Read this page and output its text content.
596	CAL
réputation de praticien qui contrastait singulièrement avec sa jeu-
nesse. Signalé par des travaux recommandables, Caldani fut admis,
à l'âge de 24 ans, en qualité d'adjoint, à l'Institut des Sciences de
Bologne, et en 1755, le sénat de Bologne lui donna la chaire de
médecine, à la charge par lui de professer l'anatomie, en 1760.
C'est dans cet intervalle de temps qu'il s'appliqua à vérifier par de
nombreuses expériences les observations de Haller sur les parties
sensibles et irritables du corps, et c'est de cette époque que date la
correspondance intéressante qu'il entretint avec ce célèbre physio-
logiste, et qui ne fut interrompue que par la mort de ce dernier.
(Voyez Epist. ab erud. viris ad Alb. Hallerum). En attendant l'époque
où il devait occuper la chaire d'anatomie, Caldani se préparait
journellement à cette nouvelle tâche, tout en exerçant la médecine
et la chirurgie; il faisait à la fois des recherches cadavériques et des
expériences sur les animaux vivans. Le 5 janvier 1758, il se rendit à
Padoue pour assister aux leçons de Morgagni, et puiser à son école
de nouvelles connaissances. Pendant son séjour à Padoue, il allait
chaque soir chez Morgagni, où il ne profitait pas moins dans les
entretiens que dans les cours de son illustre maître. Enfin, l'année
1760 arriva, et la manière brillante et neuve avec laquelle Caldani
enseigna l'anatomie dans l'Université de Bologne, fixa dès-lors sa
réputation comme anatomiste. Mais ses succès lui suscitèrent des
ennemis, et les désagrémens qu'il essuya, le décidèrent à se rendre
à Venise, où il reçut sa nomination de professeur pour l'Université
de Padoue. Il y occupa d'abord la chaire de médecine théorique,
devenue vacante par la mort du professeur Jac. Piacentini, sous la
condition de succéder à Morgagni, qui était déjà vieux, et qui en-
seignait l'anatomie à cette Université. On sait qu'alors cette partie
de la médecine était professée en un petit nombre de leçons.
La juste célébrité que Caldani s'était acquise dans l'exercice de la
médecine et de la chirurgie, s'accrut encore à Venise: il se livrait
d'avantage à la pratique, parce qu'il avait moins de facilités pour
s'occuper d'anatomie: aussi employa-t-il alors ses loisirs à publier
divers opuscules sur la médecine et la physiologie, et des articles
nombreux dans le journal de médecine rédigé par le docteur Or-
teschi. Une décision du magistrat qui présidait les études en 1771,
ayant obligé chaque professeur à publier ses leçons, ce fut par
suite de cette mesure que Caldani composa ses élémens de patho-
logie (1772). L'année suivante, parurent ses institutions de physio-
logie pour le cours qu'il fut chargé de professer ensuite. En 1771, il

+ + + +

→ **What is needed**
Give all the entries again exactly; leave none out.

→ **Written solution**
Read this page and output its text content.
596	CAL
réputation de praticien qui contrastait singulièrement avec sa jeu-
nesse. Signalé par des travaux recommandables, Caldani fut admis,
à l'âge de 24 ans, en qualité d'adjoint, à l'Institut des Sciences de
Bologne, et en 1755, le sénat de Bologne lui donna la chaire de
médecine, à la charge par lui de professer l'anatomie, en 1760.
C'est dans cet intervalle de temps qu'il s'appliqua à vérifier par de
nombreuses expériences les observations de Haller sur les parties
sensibles et irritables du corps, et c'est de cette époque que date la
correspondance intéressante qu'il entretint avec ce célèbre physio-
logiste, et qui ne fut interrompue que par la mort de ce dernier.
(Voyez Epist. ab erud. viris ad Alb. Hallerum). En attendant l'époque
où il devait occuper la chaire d'anatomie, Caldani se préparait
journellement à cette nouvelle tâche, tout en exerçant la médecine
et la chirurgie; il faisait à la fois des recherches cadavériques et des
expériences sur les animaux vivans. Le 5 janvier 1758, il se rendit à
Padoue pour assister aux leçons de Morgagni, et puiser à son école
de nouvelles connaissances. Pendant son séjour à Padoue, il allait
chaque soir chez Morgagni, où il ne profitait pas moins dans les
entretiens que dans les cours de son illustre maître. Enfin, l'année
1760 arriva, et la manière brillante et neuve avec laquelle Caldani
enseigna l'anatomie dans l'Université de Bologne, fixa dès-lors sa
réputation comme anatomiste. Mais ses succès lui suscitèrent des
ennemis, et les désagrémens qu'il essuya, le décidèrent à se rendre
à Venise, où il reçut sa nomination de professeur pour l'Université
de Padoue. Il y occupa d'abord la chaire de médecine théorique,
devenue vacante par la mort du professeur Jac. Piacentini, sous la
condition de succéder à Morgagni, qui était déjà vieux, et qui en-
seignait l'anatomie à cette Université. On sait qu'alors cette partie
de la médecine était professée en un petit nombre de leçons.
La juste célébrité que Caldani s'était acquise dans l'exercice de la
médecine et de la chirurgie, s'accrut encore à Venise: il se livrait
d'avantage à la pratique, parce qu'il avait moins de facilités pour
s'occuper d'anatomie: aussi employa-t-il alors ses loisirs à publier
divers opuscules sur la médecine et la physiologie, et des articles
nombreux dans le journal de médecine rédigé par le docteur Or-
teschi. Une décision du magistrat qui présidait les études en 1771,
ayant obligé chaque professeur à publier ses leçons, ce fut par
suite de cette mesure que Caldani composa ses élémens de patho-
logie (1772). L'année suivante, parurent ses institutions de physio-
logie pour le cours qu'il fut chargé de professer ensuite. En 1771, il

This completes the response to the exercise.